## Problem details
Every record must be transcribed in its entirety, apart from the images, which are to be omitted.

## Provided material
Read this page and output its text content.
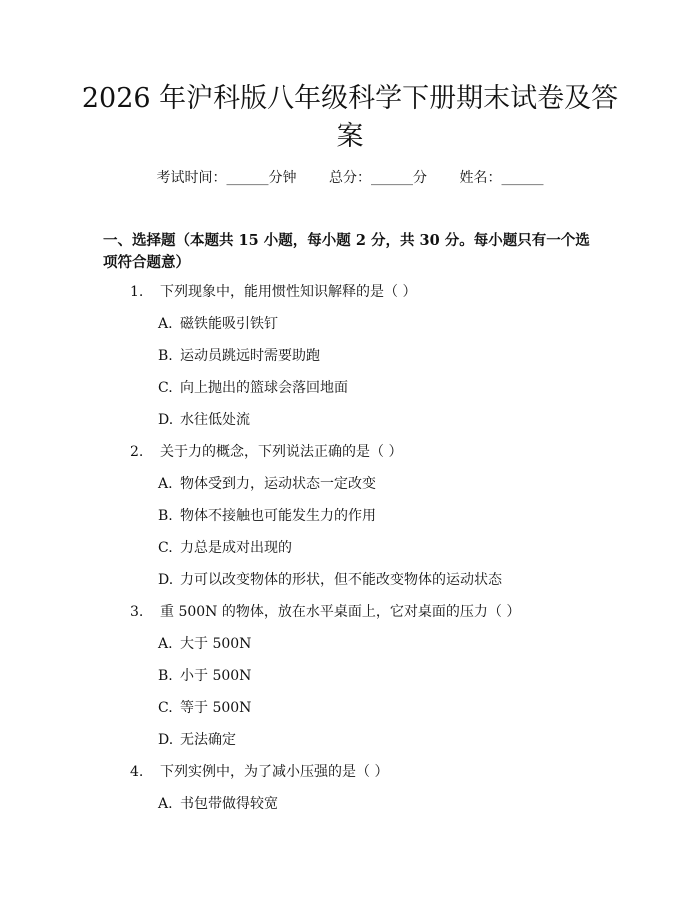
2026 年沪科版八年级科学下册期末试卷及答
案
考试时间：______分钟 总分：______分 姓名：______
一、选择题（本题共 15 小题，每小题 2 分，共 30 分。每小题只有一个选项符合题意）
1. 下列现象中，能用惯性知识解释的是（ ）
A. 磁铁能吸引铁钉
B. 运动员跳远时需要助跑
C. 向上抛出的篮球会落回地面
D. 水往低处流
2. 关于力的概念，下列说法正确的是（ ）
A. 物体受到力，运动状态一定改变
B. 物体不接触也可能发生力的作用
C. 力总是成对出现的
D. 力可以改变物体的形状，但不能改变物体的运动状态
3. 重 500N 的物体，放在水平桌面上，它对桌面的压力（ ）
A. 大于 500N
B. 小于 500N
C. 等于 500N
D. 无法确定
4. 下列实例中，为了减小压强的是（ ）
A. 书包带做得较宽
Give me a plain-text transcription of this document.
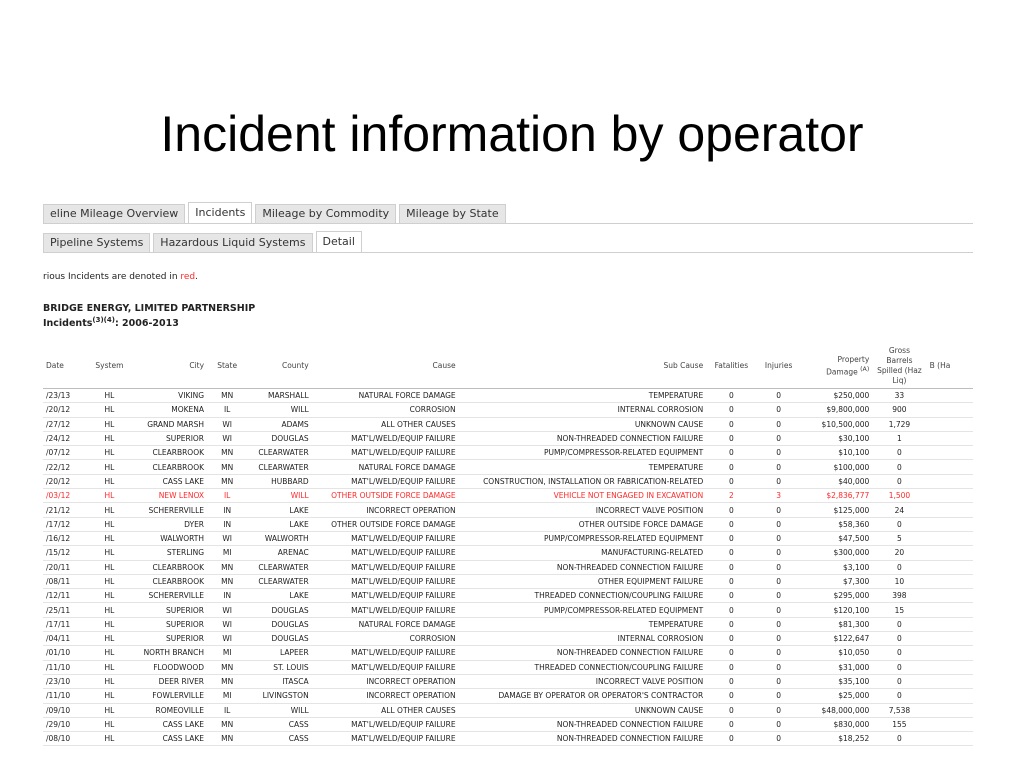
Incident information by operator
eline Mileage Overview	Incidents	Mileage by Commodity	Mileage by State
Pipeline Systems	Hazardous Liquid Systems	Detail
rious Incidents are denoted in red.
BRIDGE ENERGY, LIMITED PARTNERSHIP
Incidents$^{(3)(4)}$: 2006-2013
Date	System	City	State	County	Cause	Sub Cause	Fatalities	Injuries	Property Damage $^{(A)}$	Gross Barrels Spilled (Haz Liq)	B (Ha
/23/13	HL	VIKING	MN	MARSHALL	NATURAL FORCE DAMAGE	TEMPERATURE	0	0	$250,000	33	
/20/12	HL	MOKENA	IL	WILL	CORROSION	INTERNAL CORROSION	0	0	$9,800,000	900	
/27/12	HL	GRAND MARSH	WI	ADAMS	ALL OTHER CAUSES	UNKNOWN CAUSE	0	0	$10,500,000	1,729	
/24/12	HL	SUPERIOR	WI	DOUGLAS	MAT'L/WELD/EQUIP FAILURE	NON-THREADED CONNECTION FAILURE	0	0	$30,100	1	
/07/12	HL	CLEARBROOK	MN	CLEARWATER	MAT'L/WELD/EQUIP FAILURE	PUMP/COMPRESSOR-RELATED EQUIPMENT	0	0	$10,100	0	
/22/12	HL	CLEARBROOK	MN	CLEARWATER	NATURAL FORCE DAMAGE	TEMPERATURE	0	0	$100,000	0	
/20/12	HL	CASS LAKE	MN	HUBBARD	MAT'L/WELD/EQUIP FAILURE	CONSTRUCTION, INSTALLATION OR FABRICATION-RELATED	0	0	$40,000	0	
/03/12	HL	NEW LENOX	IL	WILL	OTHER OUTSIDE FORCE DAMAGE	VEHICLE NOT ENGAGED IN EXCAVATION	2	3	$2,836,777	1,500	
/21/12	HL	SCHERERVILLE	IN	LAKE	INCORRECT OPERATION	INCORRECT VALVE POSITION	0	0	$125,000	24	
/17/12	HL	DYER	IN	LAKE	OTHER OUTSIDE FORCE DAMAGE	OTHER OUTSIDE FORCE DAMAGE	0	0	$58,360	0	
/16/12	HL	WALWORTH	WI	WALWORTH	MAT'L/WELD/EQUIP FAILURE	PUMP/COMPRESSOR-RELATED EQUIPMENT	0	0	$47,500	5	
/15/12	HL	STERLING	MI	ARENAC	MAT'L/WELD/EQUIP FAILURE	MANUFACTURING-RELATED	0	0	$300,000	20	
/20/11	HL	CLEARBROOK	MN	CLEARWATER	MAT'L/WELD/EQUIP FAILURE	NON-THREADED CONNECTION FAILURE	0	0	$3,100	0	
/08/11	HL	CLEARBROOK	MN	CLEARWATER	MAT'L/WELD/EQUIP FAILURE	OTHER EQUIPMENT FAILURE	0	0	$7,300	10	
/12/11	HL	SCHERERVILLE	IN	LAKE	MAT'L/WELD/EQUIP FAILURE	THREADED CONNECTION/COUPLING FAILURE	0	0	$295,000	398	
/25/11	HL	SUPERIOR	WI	DOUGLAS	MAT'L/WELD/EQUIP FAILURE	PUMP/COMPRESSOR-RELATED EQUIPMENT	0	0	$120,100	15	
/17/11	HL	SUPERIOR	WI	DOUGLAS	NATURAL FORCE DAMAGE	TEMPERATURE	0	0	$81,300	0	
/04/11	HL	SUPERIOR	WI	DOUGLAS	CORROSION	INTERNAL CORROSION	0	0	$122,647	0	
/01/10	HL	NORTH BRANCH	MI	LAPEER	MAT'L/WELD/EQUIP FAILURE	NON-THREADED CONNECTION FAILURE	0	0	$10,050	0	
/11/10	HL	FLOODWOOD	MN	ST. LOUIS	MAT'L/WELD/EQUIP FAILURE	THREADED CONNECTION/COUPLING FAILURE	0	0	$31,000	0	
/23/10	HL	DEER RIVER	MN	ITASCA	INCORRECT OPERATION	INCORRECT VALVE POSITION	0	0	$35,100	0	
/11/10	HL	FOWLERVILLE	MI	LIVINGSTON	INCORRECT OPERATION	DAMAGE BY OPERATOR OR OPERATOR'S CONTRACTOR	0	0	$25,000	0	
/09/10	HL	ROMEOVILLE	IL	WILL	ALL OTHER CAUSES	UNKNOWN CAUSE	0	0	$48,000,000	7,538	
/29/10	HL	CASS LAKE	MN	CASS	MAT'L/WELD/EQUIP FAILURE	NON-THREADED CONNECTION FAILURE	0	0	$830,000	155	
/08/10	HL	CASS LAKE	MN	CASS	MAT'L/WELD/EQUIP FAILURE	NON-THREADED CONNECTION FAILURE	0	0	$18,252	0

## Written response
Read this page and output its text content.
2026 年沪科版八年级科学下册期末试卷及答
案
考试时间：______分钟 总分：______分 姓名：______
一、选择题（本题共 15 小题，每小题 2 分，共 30 分。每小题只有一个选项符合题意）
1. 下列现象中，能用惯性知识解释的是（ ）
A. 磁铁能吸引铁钉
B. 运动员跳远时需要助跑
C. 向上抛出的篮球会落回地面
D. 水往低处流
2. 关于力的概念，下列说法正确的是（ ）
A. 物体受到力，运动状态一定改变
B. 物体不接触也可能发生力的作用
C. 力总是成对出现的
D. 力可以改变物体的形状，但不能改变物体的运动状态
3. 重 500N 的物体，放在水平桌面上，它对桌面的压力（ ）
A. 大于 500N
B. 小于 500N
C. 等于 500N
D. 无法确定
4. 下列实例中，为了减小压强的是（ ）
A. 书包带做得较宽
Give me a plain-text transcription of this document.
Incident information by operator
eline Mileage Overview	Incidents	Mileage by Commodity	Mileage by State
Pipeline Systems	Hazardous Liquid Systems	Detail
rious Incidents are denoted in red.
BRIDGE ENERGY, LIMITED PARTNERSHIP
Incidents$^{(3)(4)}$: 2006-2013
Date	System	City	State	County	Cause	Sub Cause	Fatalities	Injuries	Property Damage $^{(A)}$	Gross Barrels Spilled (Haz Liq)	B (Ha
/23/13	HL	VIKING	MN	MARSHALL	NATURAL FORCE DAMAGE	TEMPERATURE	0	0	$250,000	33	
/20/12	HL	MOKENA	IL	WILL	CORROSION	INTERNAL CORROSION	0	0	$9,800,000	900	
/27/12	HL	GRAND MARSH	WI	ADAMS	ALL OTHER CAUSES	UNKNOWN CAUSE	0	0	$10,500,000	1,729	
/24/12	HL	SUPERIOR	WI	DOUGLAS	MAT'L/WELD/EQUIP FAILURE	NON-THREADED CONNECTION FAILURE	0	0	$30,100	1	
/07/12	HL	CLEARBROOK	MN	CLEARWATER	MAT'L/WELD/EQUIP FAILURE	PUMP/COMPRESSOR-RELATED EQUIPMENT	0	0	$10,100	0	
/22/12	HL	CLEARBROOK	MN	CLEARWATER	NATURAL FORCE DAMAGE	TEMPERATURE	0	0	$100,000	0	
/20/12	HL	CASS LAKE	MN	HUBBARD	MAT'L/WELD/EQUIP FAILURE	CONSTRUCTION, INSTALLATION OR FABRICATION-RELATED	0	0	$40,000	0	
/03/12	HL	NEW LENOX	IL	WILL	OTHER OUTSIDE FORCE DAMAGE	VEHICLE NOT ENGAGED IN EXCAVATION	2	3	$2,836,777	1,500	
/21/12	HL	SCHERERVILLE	IN	LAKE	INCORRECT OPERATION	INCORRECT VALVE POSITION	0	0	$125,000	24	
/17/12	HL	DYER	IN	LAKE	OTHER OUTSIDE FORCE DAMAGE	OTHER OUTSIDE FORCE DAMAGE	0	0	$58,360	0	
/16/12	HL	WALWORTH	WI	WALWORTH	MAT'L/WELD/EQUIP FAILURE	PUMP/COMPRESSOR-RELATED EQUIPMENT	0	0	$47,500	5	
/15/12	HL	STERLING	MI	ARENAC	MAT'L/WELD/EQUIP FAILURE	MANUFACTURING-RELATED	0	0	$300,000	20	
/20/11	HL	CLEARBROOK	MN	CLEARWATER	MAT'L/WELD/EQUIP FAILURE	NON-THREADED CONNECTION FAILURE	0	0	$3,100	0	
/08/11	HL	CLEARBROOK	MN	CLEARWATER	MAT'L/WELD/EQUIP FAILURE	OTHER EQUIPMENT FAILURE	0	0	$7,300	10	
/12/11	HL	SCHERERVILLE	IN	LAKE	MAT'L/WELD/EQUIP FAILURE	THREADED CONNECTION/COUPLING FAILURE	0	0	$295,000	398	
/25/11	HL	SUPERIOR	WI	DOUGLAS	MAT'L/WELD/EQUIP FAILURE	PUMP/COMPRESSOR-RELATED EQUIPMENT	0	0	$120,100	15	
/17/11	HL	SUPERIOR	WI	DOUGLAS	NATURAL FORCE DAMAGE	TEMPERATURE	0	0	$81,300	0	
/04/11	HL	SUPERIOR	WI	DOUGLAS	CORROSION	INTERNAL CORROSION	0	0	$122,647	0	
/01/10	HL	NORTH BRANCH	MI	LAPEER	MAT'L/WELD/EQUIP FAILURE	NON-THREADED CONNECTION FAILURE	0	0	$10,050	0	
/11/10	HL	FLOODWOOD	MN	ST. LOUIS	MAT'L/WELD/EQUIP FAILURE	THREADED CONNECTION/COUPLING FAILURE	0	0	$31,000	0	
/23/10	HL	DEER RIVER	MN	ITASCA	INCORRECT OPERATION	INCORRECT VALVE POSITION	0	0	$35,100	0	
/11/10	HL	FOWLERVILLE	MI	LIVINGSTON	INCORRECT OPERATION	DAMAGE BY OPERATOR OR OPERATOR'S CONTRACTOR	0	0	$25,000	0	
/09/10	HL	ROMEOVILLE	IL	WILL	ALL OTHER CAUSES	UNKNOWN CAUSE	0	0	$48,000,000	7,538	
/29/10	HL	CASS LAKE	MN	CASS	MAT'L/WELD/EQUIP FAILURE	NON-THREADED CONNECTION FAILURE	0	0	$830,000	155	
/08/10	HL	CASS LAKE	MN	CASS	MAT'L/WELD/EQUIP FAILURE	NON-THREADED CONNECTION FAILURE	0	0	$18,252	0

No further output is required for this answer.